◆ Directions
Take every line from the listing below that includes "color" and copy it.
##### Provided records
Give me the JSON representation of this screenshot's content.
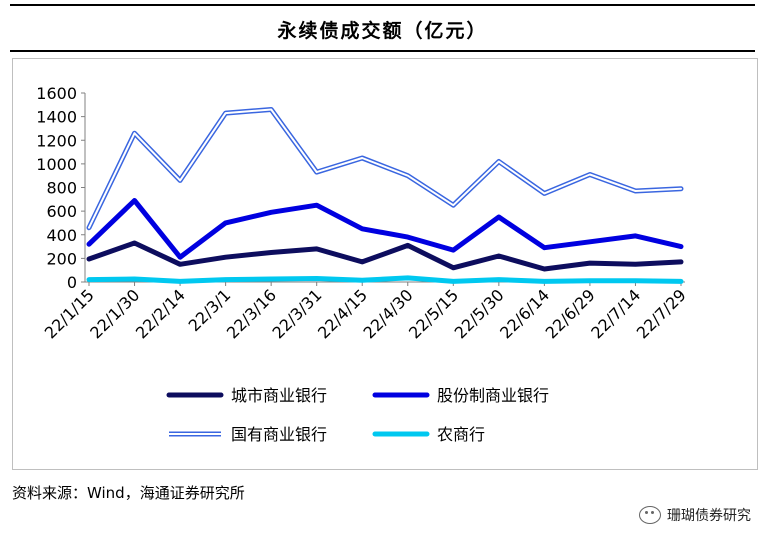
{
  "title": "永续债成交额（亿元）",
  "source": "资料来源：Wind，海通证券研究所",
  "watermark": "珊瑚债券研究",
  "chart_data": {
    "type": "line",
    "title": "永续债成交额（亿元）",
    "xlabel": "",
    "ylabel": "",
    "ylim": [
      0,
      1600
    ],
    "yticks": [
      0,
      200,
      400,
      600,
      800,
      1000,
      1200,
      1400,
      1600
    ],
    "grid": false,
    "legend_position": "bottom",
    "x": [
      "22/1/15",
      "22/1/30",
      "22/2/14",
      "22/3/1",
      "22/3/16",
      "22/3/31",
      "22/4/15",
      "22/4/30",
      "22/5/15",
      "22/5/30",
      "22/6/14",
      "22/6/29",
      "22/7/14",
      "22/7/29"
    ],
    "series": [
      {
        "name": "城市商业银行",
        "color": "#0d0d5e",
        "style": "solid",
        "values": [
          195,
          330,
          150,
          210,
          250,
          280,
          170,
          310,
          120,
          220,
          110,
          160,
          150,
          170
        ]
      },
      {
        "name": "股份制商业银行",
        "color": "#0000e0",
        "style": "solid",
        "values": [
          320,
          690,
          210,
          500,
          590,
          650,
          450,
          380,
          270,
          550,
          290,
          340,
          390,
          300
        ]
      },
      {
        "name": "国有商业银行",
        "color": "#3a66e0",
        "style": "double",
        "values": [
          460,
          1260,
          860,
          1430,
          1460,
          930,
          1050,
          900,
          650,
          1020,
          750,
          910,
          770,
          790
        ]
      },
      {
        "name": "农商行",
        "color": "#00c8f0",
        "style": "solid",
        "values": [
          20,
          25,
          5,
          20,
          25,
          30,
          15,
          35,
          5,
          20,
          5,
          10,
          10,
          5
        ]
      }
    ]
  }
}
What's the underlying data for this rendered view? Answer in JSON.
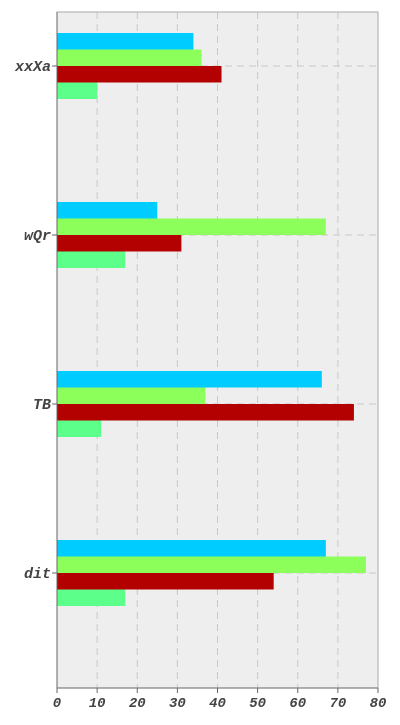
##########
◆ Solution below
        "color": "#0d0d5e",
        "color": "#0000e0",
        "color": "#3a66e0",
        "color": "#00c8f0",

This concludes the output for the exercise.